> **Extracted records**:
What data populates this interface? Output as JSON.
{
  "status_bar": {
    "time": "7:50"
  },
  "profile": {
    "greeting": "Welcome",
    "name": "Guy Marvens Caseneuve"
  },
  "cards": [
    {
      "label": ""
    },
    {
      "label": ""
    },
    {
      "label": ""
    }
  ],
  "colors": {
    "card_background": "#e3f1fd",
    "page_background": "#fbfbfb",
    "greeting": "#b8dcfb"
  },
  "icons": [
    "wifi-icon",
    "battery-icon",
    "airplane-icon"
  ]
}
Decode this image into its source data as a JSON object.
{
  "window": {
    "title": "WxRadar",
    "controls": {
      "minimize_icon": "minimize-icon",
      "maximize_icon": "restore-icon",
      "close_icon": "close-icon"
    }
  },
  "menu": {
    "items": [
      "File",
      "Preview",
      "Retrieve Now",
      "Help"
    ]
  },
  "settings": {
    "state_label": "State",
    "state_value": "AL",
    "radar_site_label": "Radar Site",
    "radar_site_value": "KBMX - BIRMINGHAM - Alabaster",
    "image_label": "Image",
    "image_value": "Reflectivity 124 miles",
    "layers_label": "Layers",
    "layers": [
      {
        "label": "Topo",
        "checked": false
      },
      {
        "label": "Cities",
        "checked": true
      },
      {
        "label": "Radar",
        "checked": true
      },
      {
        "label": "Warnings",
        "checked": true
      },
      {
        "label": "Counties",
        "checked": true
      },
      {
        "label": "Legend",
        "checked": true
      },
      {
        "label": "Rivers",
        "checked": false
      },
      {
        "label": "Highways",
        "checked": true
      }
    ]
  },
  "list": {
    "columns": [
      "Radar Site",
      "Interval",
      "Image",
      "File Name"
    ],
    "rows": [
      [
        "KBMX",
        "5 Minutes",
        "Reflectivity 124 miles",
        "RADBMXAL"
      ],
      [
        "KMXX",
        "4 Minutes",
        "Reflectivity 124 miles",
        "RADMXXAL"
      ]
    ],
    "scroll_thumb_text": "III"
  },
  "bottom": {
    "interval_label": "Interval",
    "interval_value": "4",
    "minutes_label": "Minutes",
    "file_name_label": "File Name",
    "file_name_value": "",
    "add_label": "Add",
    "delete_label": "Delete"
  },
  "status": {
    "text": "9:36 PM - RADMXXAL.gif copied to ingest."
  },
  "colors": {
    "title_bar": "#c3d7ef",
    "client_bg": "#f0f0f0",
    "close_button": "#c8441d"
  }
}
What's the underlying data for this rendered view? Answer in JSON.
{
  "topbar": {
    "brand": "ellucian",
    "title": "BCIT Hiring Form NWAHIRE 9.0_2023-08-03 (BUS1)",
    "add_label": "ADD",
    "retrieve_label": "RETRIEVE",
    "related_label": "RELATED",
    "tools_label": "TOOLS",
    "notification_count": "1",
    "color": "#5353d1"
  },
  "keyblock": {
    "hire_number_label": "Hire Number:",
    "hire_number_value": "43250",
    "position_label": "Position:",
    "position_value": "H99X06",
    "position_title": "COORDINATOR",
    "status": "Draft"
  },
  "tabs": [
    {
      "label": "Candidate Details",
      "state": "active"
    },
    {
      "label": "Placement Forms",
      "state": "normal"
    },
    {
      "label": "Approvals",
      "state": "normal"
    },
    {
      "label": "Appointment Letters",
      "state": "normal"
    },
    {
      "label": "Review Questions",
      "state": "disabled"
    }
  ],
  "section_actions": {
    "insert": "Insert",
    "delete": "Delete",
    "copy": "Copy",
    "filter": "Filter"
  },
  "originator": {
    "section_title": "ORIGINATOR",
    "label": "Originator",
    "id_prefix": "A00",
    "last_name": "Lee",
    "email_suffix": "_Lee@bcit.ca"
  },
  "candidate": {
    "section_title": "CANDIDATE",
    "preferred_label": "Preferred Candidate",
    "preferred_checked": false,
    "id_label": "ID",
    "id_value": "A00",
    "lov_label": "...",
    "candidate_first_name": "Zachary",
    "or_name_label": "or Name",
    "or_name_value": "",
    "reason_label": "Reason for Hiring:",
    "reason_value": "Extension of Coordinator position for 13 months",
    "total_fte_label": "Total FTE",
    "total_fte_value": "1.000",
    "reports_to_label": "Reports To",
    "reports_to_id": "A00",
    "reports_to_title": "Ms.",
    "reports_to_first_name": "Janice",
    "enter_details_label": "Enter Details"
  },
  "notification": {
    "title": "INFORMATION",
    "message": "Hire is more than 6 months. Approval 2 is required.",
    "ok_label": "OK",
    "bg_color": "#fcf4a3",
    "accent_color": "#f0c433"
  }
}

> **Written request**:
Can you give every line above again, exactly as written?

> **The answer**:
What data populates this interface? Output as JSON.
{
  "status_bar": {
    "time": "7:50"
  },
  "profile": {
    "greeting": "Welcome",
    "name": "Guy Marvens Caseneuve"
  },
  "cards": [
    {
      "label": ""
    },
    {
      "label": ""
    },
    {
      "label": ""
    }
  ],
  "colors": {
    "card_background": "#e3f1fd",
    "page_background": "#fbfbfb",
    "greeting": "#b8dcfb"
  },
  "icons": [
    "wifi-icon",
    "battery-icon",
    "airplane-icon"
  ]
}
Decode this image into its source data as a JSON object.
{
  "window": {
    "title": "WxRadar",
    "controls": {
      "minimize_icon": "minimize-icon",
      "maximize_icon": "restore-icon",
      "close_icon": "close-icon"
    }
  },
  "menu": {
    "items": [
      "File",
      "Preview",
      "Retrieve Now",
      "Help"
    ]
  },
  "settings": {
    "state_label": "State",
    "state_value": "AL",
    "radar_site_label": "Radar Site",
    "radar_site_value": "KBMX - BIRMINGHAM - Alabaster",
    "image_label": "Image",
    "image_value": "Reflectivity 124 miles",
    "layers_label": "Layers",
    "layers": [
      {
        "label": "Topo",
        "checked": false
      },
      {
        "label": "Cities",
        "checked": true
      },
      {
        "label": "Radar",
        "checked": true
      },
      {
        "label": "Warnings",
        "checked": true
      },
      {
        "label": "Counties",
        "checked": true
      },
      {
        "label": "Legend",
        "checked": true
      },
      {
        "label": "Rivers",
        "checked": false
      },
      {
        "label": "Highways",
        "checked": true
      }
    ]
  },
  "list": {
    "columns": [
      "Radar Site",
      "Interval",
      "Image",
      "File Name"
    ],
    "rows": [
      [
        "KBMX",
        "5 Minutes",
        "Reflectivity 124 miles",
        "RADBMXAL"
      ],
      [
        "KMXX",
        "4 Minutes",
        "Reflectivity 124 miles",
        "RADMXXAL"
      ]
    ],
    "scroll_thumb_text": "III"
  },
  "bottom": {
    "interval_label": "Interval",
    "interval_value": "4",
    "minutes_label": "Minutes",
    "file_name_label": "File Name",
    "file_name_value": "",
    "add_label": "Add",
    "delete_label": "Delete"
  },
  "status": {
    "text": "9:36 PM - RADMXXAL.gif copied to ingest."
  },
  "colors": {
    "title_bar": "#c3d7ef",
    "client_bg": "#f0f0f0",
    "close_button": "#c8441d"
  }
}
What's the underlying data for this rendered view? Answer in JSON.
{
  "topbar": {
    "brand": "ellucian",
    "title": "BCIT Hiring Form NWAHIRE 9.0_2023-08-03 (BUS1)",
    "add_label": "ADD",
    "retrieve_label": "RETRIEVE",
    "related_label": "RELATED",
    "tools_label": "TOOLS",
    "notification_count": "1",
    "color": "#5353d1"
  },
  "keyblock": {
    "hire_number_label": "Hire Number:",
    "hire_number_value": "43250",
    "position_label": "Position:",
    "position_value": "H99X06",
    "position_title": "COORDINATOR",
    "status": "Draft"
  },
  "tabs": [
    {
      "label": "Candidate Details",
      "state": "active"
    },
    {
      "label": "Placement Forms",
      "state": "normal"
    },
    {
      "label": "Approvals",
      "state": "normal"
    },
    {
      "label": "Appointment Letters",
      "state": "normal"
    },
    {
      "label": "Review Questions",
      "state": "disabled"
    }
  ],
  "section_actions": {
    "insert": "Insert",
    "delete": "Delete",
    "copy": "Copy",
    "filter": "Filter"
  },
  "originator": {
    "section_title": "ORIGINATOR",
    "label": "Originator",
    "id_prefix": "A00",
    "last_name": "Lee",
    "email_suffix": "_Lee@bcit.ca"
  },
  "candidate": {
    "section_title": "CANDIDATE",
    "preferred_label": "Preferred Candidate",
    "preferred_checked": false,
    "id_label": "ID",
    "id_value": "A00",
    "lov_label": "...",
    "candidate_first_name": "Zachary",
    "or_name_label": "or Name",
    "or_name_value": "",
    "reason_label": "Reason for Hiring:",
    "reason_value": "Extension of Coordinator position for 13 months",
    "total_fte_label": "Total FTE",
    "total_fte_value": "1.000",
    "reports_to_label": "Reports To",
    "reports_to_id": "A00",
    "reports_to_title": "Ms.",
    "reports_to_first_name": "Janice",
    "enter_details_label": "Enter Details"
  },
  "notification": {
    "title": "INFORMATION",
    "message": "Hire is more than 6 months. Approval 2 is required.",
    "ok_label": "OK",
    "bg_color": "#fcf4a3",
    "accent_color": "#f0c433"
  }
}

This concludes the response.